[Records from a data collection]
■ ■ ■ ■ ■ ■ ■

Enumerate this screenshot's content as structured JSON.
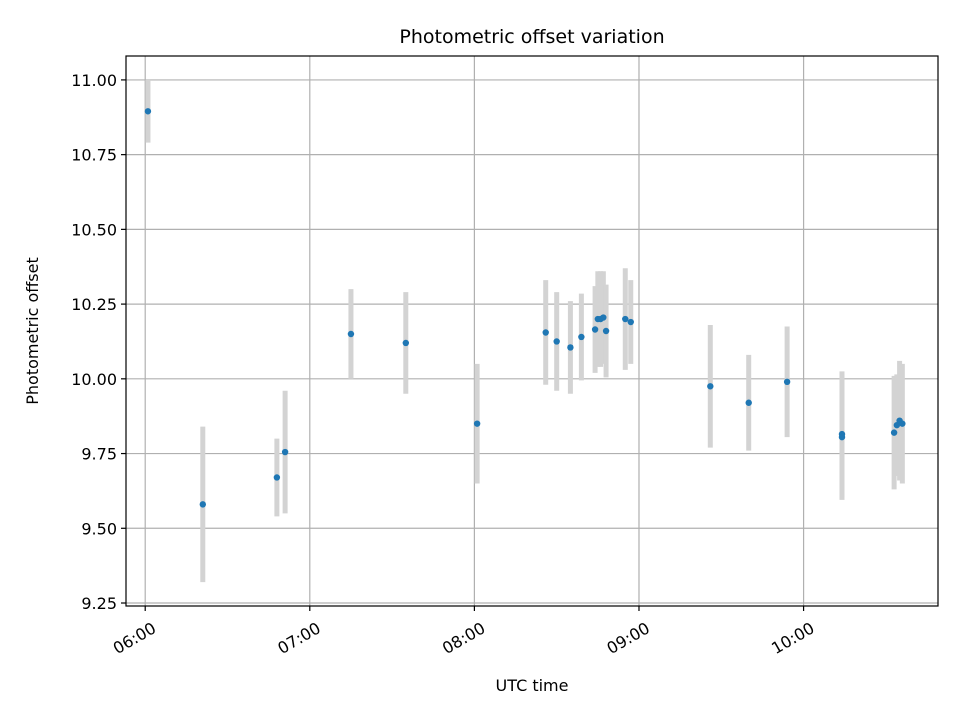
{
  "chart_data": {
    "type": "scatter",
    "title": "Photometric offset variation",
    "xlabel": "UTC time",
    "ylabel": "Photometric offset",
    "x_unit": "UTC time (HH:MM)",
    "xlim": [
      "05:53",
      "10:49"
    ],
    "ylim": [
      9.24,
      11.08
    ],
    "x_ticks": [
      "06:00",
      "07:00",
      "08:00",
      "09:00",
      "10:00"
    ],
    "y_ticks": [
      9.25,
      9.5,
      9.75,
      10.0,
      10.25,
      10.5,
      10.75,
      11.0
    ],
    "y_tick_labels": [
      "9.25",
      "9.50",
      "9.75",
      "10.00",
      "10.25",
      "10.50",
      "10.75",
      "11.00"
    ],
    "grid": true,
    "colors": {
      "point": "#1f77b4",
      "errorbar": "#d3d3d3",
      "grid": "#b0b0b0"
    },
    "points": [
      {
        "t": "06:01",
        "y": 10.895,
        "err": 0.105
      },
      {
        "t": "06:21",
        "y": 9.58,
        "err": 0.26
      },
      {
        "t": "06:48",
        "y": 9.67,
        "err": 0.13
      },
      {
        "t": "06:51",
        "y": 9.755,
        "err": 0.205
      },
      {
        "t": "07:15",
        "y": 10.15,
        "err": 0.15
      },
      {
        "t": "07:35",
        "y": 10.12,
        "err": 0.17
      },
      {
        "t": "08:01",
        "y": 9.85,
        "err": 0.2
      },
      {
        "t": "08:26",
        "y": 10.155,
        "err": 0.175
      },
      {
        "t": "08:30",
        "y": 10.125,
        "err": 0.165
      },
      {
        "t": "08:35",
        "y": 10.105,
        "err": 0.155
      },
      {
        "t": "08:39",
        "y": 10.14,
        "err": 0.145
      },
      {
        "t": "08:44",
        "y": 10.165,
        "err": 0.145
      },
      {
        "t": "08:45",
        "y": 10.2,
        "err": 0.16
      },
      {
        "t": "08:46",
        "y": 10.2,
        "err": 0.16
      },
      {
        "t": "08:47",
        "y": 10.205,
        "err": 0.155
      },
      {
        "t": "08:48",
        "y": 10.16,
        "err": 0.155
      },
      {
        "t": "08:55",
        "y": 10.2,
        "err": 0.17
      },
      {
        "t": "08:57",
        "y": 10.19,
        "err": 0.14
      },
      {
        "t": "09:26",
        "y": 9.975,
        "err": 0.205
      },
      {
        "t": "09:40",
        "y": 9.92,
        "err": 0.16
      },
      {
        "t": "09:54",
        "y": 9.99,
        "err": 0.185
      },
      {
        "t": "10:14",
        "y": 9.815,
        "err": 0.21
      },
      {
        "t": "10:14",
        "y": 9.805,
        "err": 0.21
      },
      {
        "t": "10:33",
        "y": 9.82,
        "err": 0.19
      },
      {
        "t": "10:34",
        "y": 9.845,
        "err": 0.17
      },
      {
        "t": "10:35",
        "y": 9.86,
        "err": 0.2
      },
      {
        "t": "10:36",
        "y": 9.85,
        "err": 0.2
      }
    ]
  }
}
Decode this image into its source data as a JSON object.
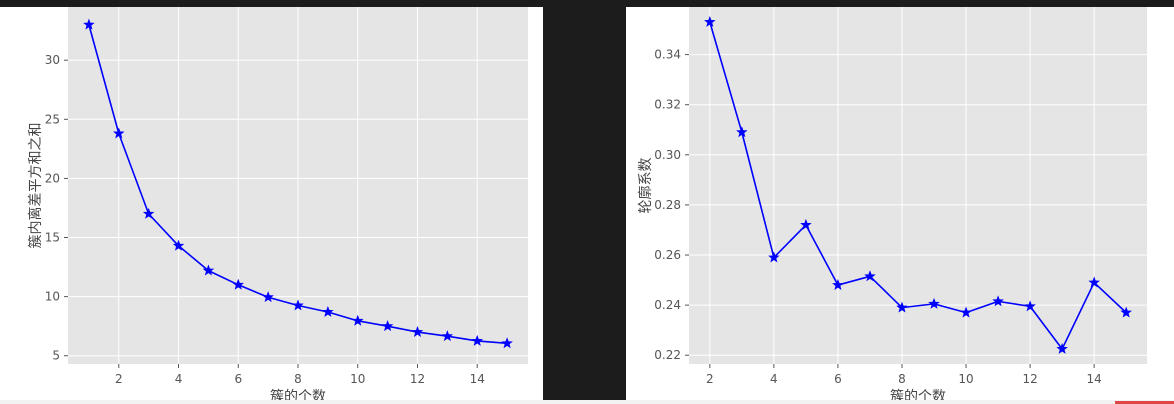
{
  "chart_data": [
    {
      "type": "line",
      "xlabel": "簇的个数",
      "ylabel": "簇内离差平方和之和",
      "xlim": [
        0.3,
        15.7
      ],
      "ylim": [
        4.3,
        34.5
      ],
      "xticks": [
        2,
        4,
        6,
        8,
        10,
        12,
        14
      ],
      "yticks": [
        5,
        10,
        15,
        20,
        25,
        30
      ],
      "grid": true,
      "series": [
        {
          "marker": "star",
          "color": "#0000ff",
          "x": [
            1,
            2,
            3,
            4,
            5,
            6,
            7,
            8,
            9,
            10,
            11,
            12,
            13,
            14,
            15
          ],
          "y": [
            33.0,
            23.8,
            17.0,
            14.3,
            12.2,
            11.0,
            9.95,
            9.25,
            8.7,
            7.95,
            7.5,
            7.0,
            6.65,
            6.25,
            6.05
          ]
        }
      ]
    },
    {
      "type": "line",
      "xlabel": "簇的个数",
      "ylabel": "轮廓系数",
      "xlim": [
        1.35,
        15.65
      ],
      "ylim": [
        0.2165,
        0.359
      ],
      "xticks": [
        2,
        4,
        6,
        8,
        10,
        12,
        14
      ],
      "yticks": [
        0.22,
        0.24,
        0.26,
        0.28,
        0.3,
        0.32,
        0.34
      ],
      "grid": true,
      "series": [
        {
          "marker": "star",
          "color": "#0000ff",
          "x": [
            2,
            3,
            4,
            5,
            6,
            7,
            8,
            9,
            10,
            11,
            12,
            13,
            14,
            15
          ],
          "y": [
            0.353,
            0.309,
            0.259,
            0.272,
            0.248,
            0.2515,
            0.239,
            0.2405,
            0.237,
            0.2415,
            0.2395,
            0.2225,
            0.249,
            0.237
          ]
        }
      ]
    }
  ],
  "colors": {
    "plot_background": "#e5e5e5",
    "grid": "#ffffff",
    "line": "#0000ff",
    "tick_text": "#555555",
    "label_text": "#444444"
  }
}
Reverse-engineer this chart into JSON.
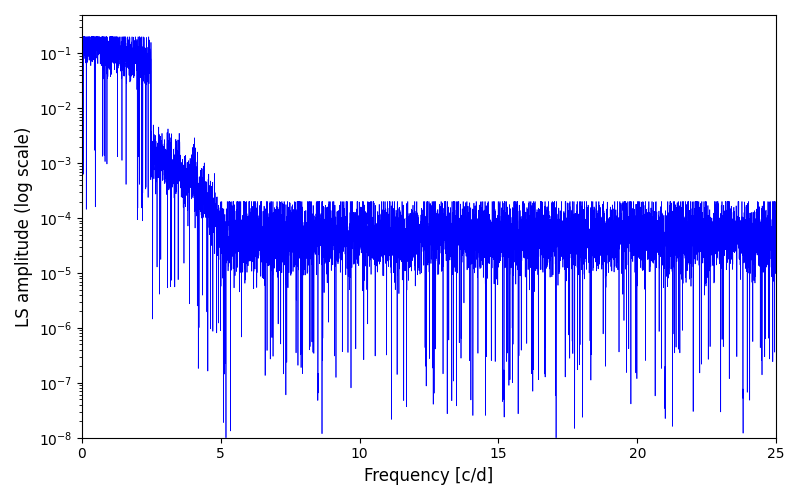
{
  "xlabel": "Frequency [c/d]",
  "ylabel": "LS amplitude (log scale)",
  "xlim": [
    0,
    25
  ],
  "ylim": [
    1e-08,
    0.5
  ],
  "line_color": "#0000ff",
  "line_width": 0.5,
  "background_color": "#ffffff",
  "figsize": [
    8.0,
    5.0
  ],
  "dpi": 100,
  "n_points": 8000,
  "freq_max": 25.0,
  "seed": 12345
}
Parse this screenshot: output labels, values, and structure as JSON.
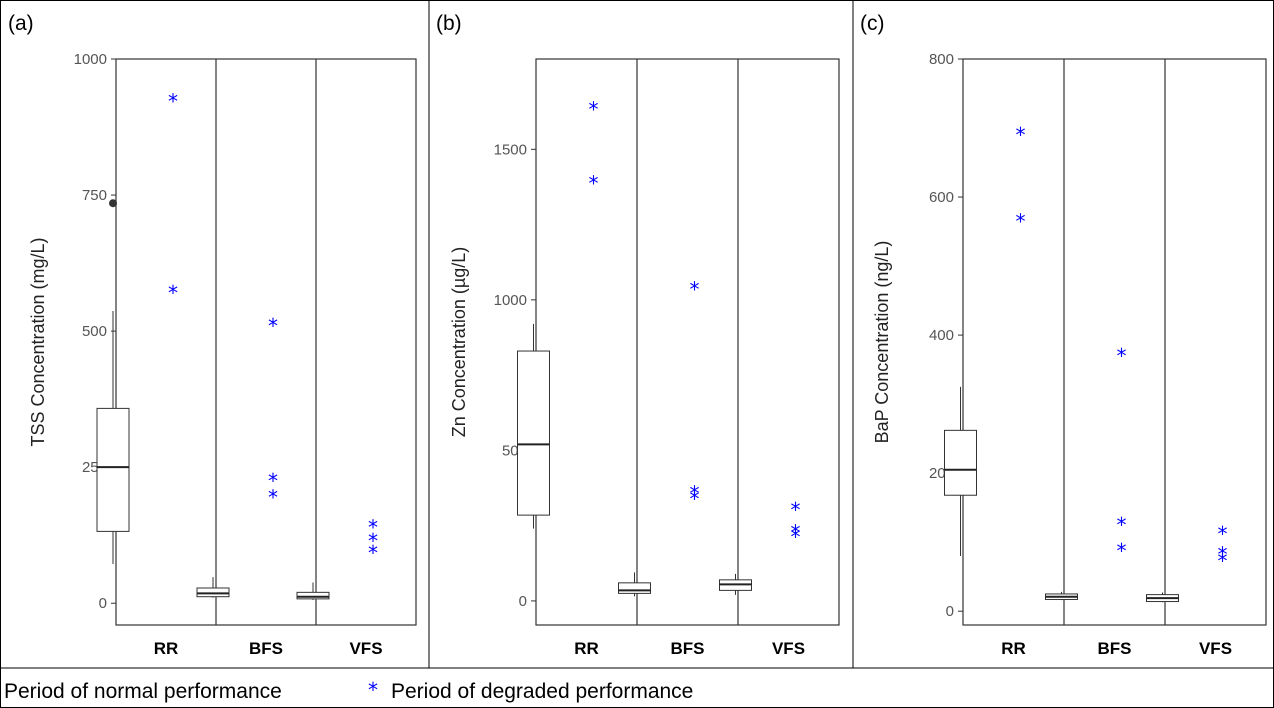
{
  "legend": {
    "normal_label": "Period of normal performance",
    "degraded_label": "Period of degraded performance",
    "degraded_symbol": "*",
    "degraded_color": "#0000ff"
  },
  "chart_data": [
    {
      "type": "box",
      "caption": "(a)",
      "ylabel": "TSS Concentration (mg/L)",
      "ylim": [
        -40,
        1000
      ],
      "yticks": [
        0,
        250,
        500,
        750,
        1000
      ],
      "categories": [
        "RR",
        "BFS",
        "VFS"
      ],
      "boxes": [
        {
          "category": "RR",
          "whisker_low": 72,
          "q1": 132,
          "median": 250,
          "q3": 358,
          "whisker_high": 537,
          "outliers": [
            735
          ]
        },
        {
          "category": "BFS",
          "whisker_low": 10,
          "q1": 12,
          "median": 18,
          "q3": 28,
          "whisker_high": 48,
          "outliers": []
        },
        {
          "category": "VFS",
          "whisker_low": 6,
          "q1": 8,
          "median": 12,
          "q3": 20,
          "whisker_high": 38,
          "outliers": []
        }
      ],
      "degraded_points": [
        {
          "category": "RR",
          "values": [
            935,
            583
          ]
        },
        {
          "category": "BFS",
          "values": [
            522,
            237,
            207
          ]
        },
        {
          "category": "VFS",
          "values": [
            152,
            127,
            105
          ]
        }
      ]
    },
    {
      "type": "box",
      "caption": "(b)",
      "ylabel": "Zn Concentration (µg/L)",
      "ylim": [
        -80,
        1800
      ],
      "yticks": [
        0,
        500,
        1000,
        1500
      ],
      "categories": [
        "RR",
        "BFS",
        "VFS"
      ],
      "boxes": [
        {
          "category": "RR",
          "whisker_low": 240,
          "q1": 285,
          "median": 520,
          "q3": 830,
          "whisker_high": 920,
          "outliers": []
        },
        {
          "category": "BFS",
          "whisker_low": 15,
          "q1": 25,
          "median": 35,
          "q3": 60,
          "whisker_high": 95,
          "outliers": []
        },
        {
          "category": "VFS",
          "whisker_low": 20,
          "q1": 35,
          "median": 55,
          "q3": 70,
          "whisker_high": 90,
          "outliers": []
        }
      ],
      "degraded_points": [
        {
          "category": "RR",
          "values": [
            1655,
            1410
          ]
        },
        {
          "category": "BFS",
          "values": [
            1058,
            380,
            362
          ]
        },
        {
          "category": "VFS",
          "values": [
            325,
            250,
            235
          ]
        }
      ]
    },
    {
      "type": "box",
      "caption": "(c)",
      "ylabel": "BaP Concentration (ng/L)",
      "ylim": [
        -20,
        800
      ],
      "yticks": [
        0,
        200,
        400,
        600,
        800
      ],
      "categories": [
        "RR",
        "BFS",
        "VFS"
      ],
      "boxes": [
        {
          "category": "RR",
          "whisker_low": 80,
          "q1": 168,
          "median": 205,
          "q3": 262,
          "whisker_high": 325,
          "outliers": []
        },
        {
          "category": "BFS",
          "whisker_low": 16,
          "q1": 17,
          "median": 21,
          "q3": 25,
          "whisker_high": 28,
          "outliers": []
        },
        {
          "category": "VFS",
          "whisker_low": 13,
          "q1": 14,
          "median": 19,
          "q3": 24,
          "whisker_high": 27,
          "outliers": []
        }
      ],
      "degraded_points": [
        {
          "category": "RR",
          "values": [
            700,
            575
          ]
        },
        {
          "category": "BFS",
          "values": [
            380,
            135,
            97
          ]
        },
        {
          "category": "VFS",
          "values": [
            122,
            92,
            83
          ]
        }
      ]
    }
  ]
}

■ ■ ■ ■ ■ ■ ■

_The request_:
Copy out each line in the preceding records that contains "ylabel".

_Answer to this task_:
    "ylabel": "Photometric offset",
      "ylabel": "簇内离差平方和之和",
      "ylabel": "轮廓系数",
  "ylabel": "LS amplitude (log scale)",
      "ylabel": "TSS Concentration (mg/L)",
      "ylabel": "Zn Concentration (µg/L)",
      "ylabel": "BaP Concentration (ng/L)",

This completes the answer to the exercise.